• **Short exercise**: Scan the entries for the string "sales" and give the number of lines that have it, nothing further.
----
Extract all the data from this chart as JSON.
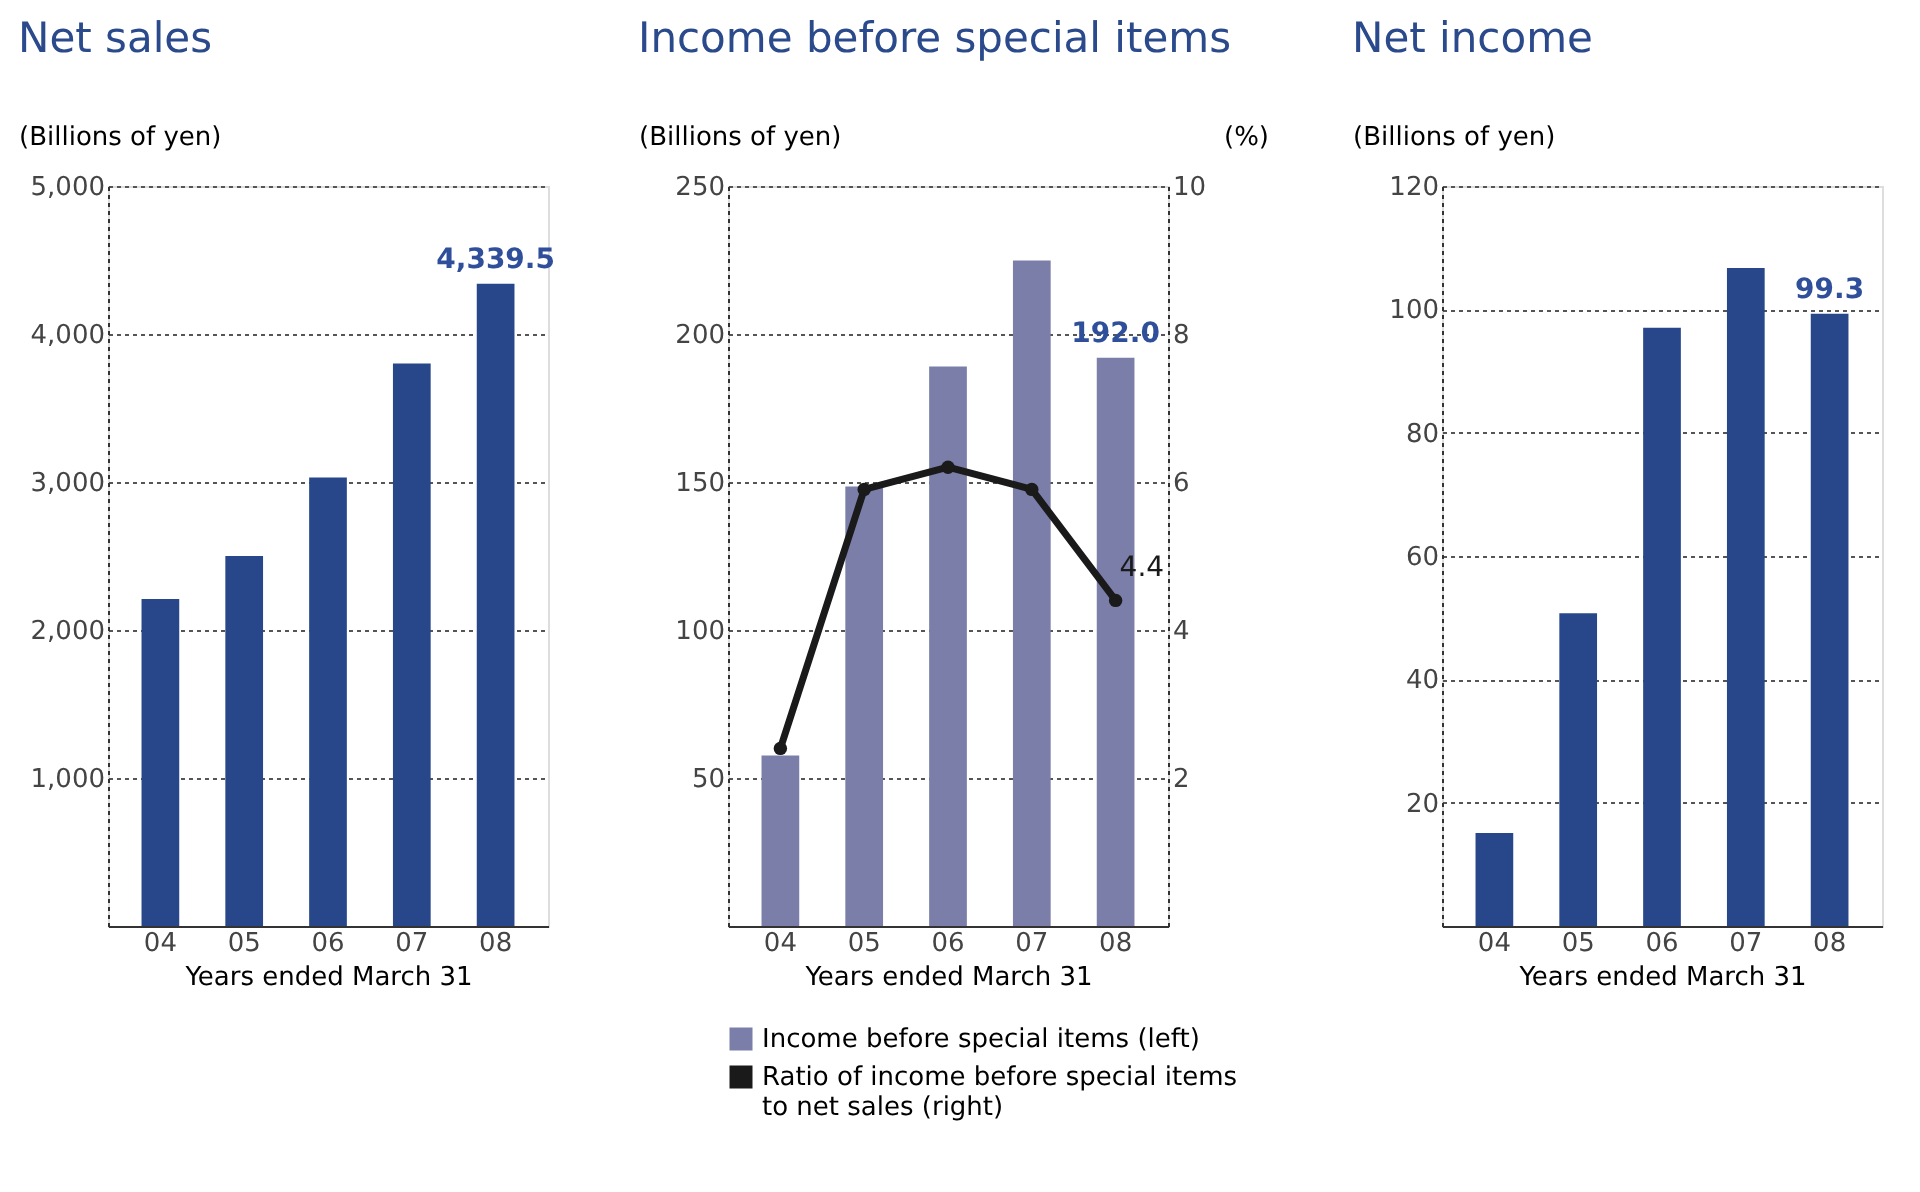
{
  "chart_data": [
    {
      "type": "bar",
      "title": "Net sales",
      "ylabel": "(Billions of yen)",
      "xlabel": "Years ended March 31",
      "categories": [
        "04",
        "05",
        "06",
        "07",
        "08"
      ],
      "ylim": [
        0,
        5000
      ],
      "yticks": [
        {
          "value": 1000,
          "label": "1,000"
        },
        {
          "value": 2000,
          "label": "2,000"
        },
        {
          "value": 3000,
          "label": "3,000"
        },
        {
          "value": 4000,
          "label": "4,000"
        },
        {
          "value": 5000,
          "label": "5,000"
        }
      ],
      "grid": "y",
      "legend": false,
      "series": [
        {
          "type": "bar",
          "color": "#27478a",
          "values": [
            2210,
            2500,
            3030,
            3800,
            4339.5
          ],
          "value_labels": [
            null,
            null,
            null,
            null,
            "4,339.5"
          ]
        }
      ]
    },
    {
      "type": "bar",
      "title": "Income before special items",
      "ylabel": "(Billions of yen)",
      "y2label": "(%)",
      "xlabel": "Years ended March 31",
      "categories": [
        "04",
        "05",
        "06",
        "07",
        "08"
      ],
      "ylim": [
        0,
        250
      ],
      "yticks": [
        50,
        100,
        150,
        200,
        250
      ],
      "y2lim": [
        0,
        10
      ],
      "y2ticks": [
        2,
        4,
        6,
        8,
        10
      ],
      "grid": "y",
      "legend": "bottom",
      "series": [
        {
          "type": "bar",
          "name": "Income before special items (left)",
          "color": "#7a7ea8",
          "values": [
            57.6,
            148.5,
            189,
            224.8,
            192.0
          ],
          "value_labels": [
            null,
            null,
            null,
            null,
            "192.0"
          ]
        },
        {
          "type": "line",
          "axis": "y2",
          "marker": "circle",
          "name": "Ratio of income before special items to net sales (right)",
          "color": "#1a1a1a",
          "values": [
            2.4,
            5.9,
            6.2,
            5.9,
            4.4
          ],
          "value_labels": [
            null,
            null,
            null,
            null,
            "4.4"
          ]
        }
      ]
    },
    {
      "type": "bar",
      "title": "Net income",
      "ylabel": "(Billions of yen)",
      "xlabel": "Years ended March 31",
      "categories": [
        "04",
        "05",
        "06",
        "07",
        "08"
      ],
      "ylim": [
        0,
        120
      ],
      "yticks": [
        20,
        40,
        60,
        80,
        100,
        120
      ],
      "grid": "y",
      "legend": false,
      "series": [
        {
          "type": "bar",
          "color": "#27478a",
          "values": [
            15.1,
            50.7,
            97.0,
            106.7,
            99.3
          ],
          "value_labels": [
            null,
            null,
            null,
            null,
            "99.3"
          ]
        }
      ]
    }
  ]
}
----
• **Solution to this problem**: 2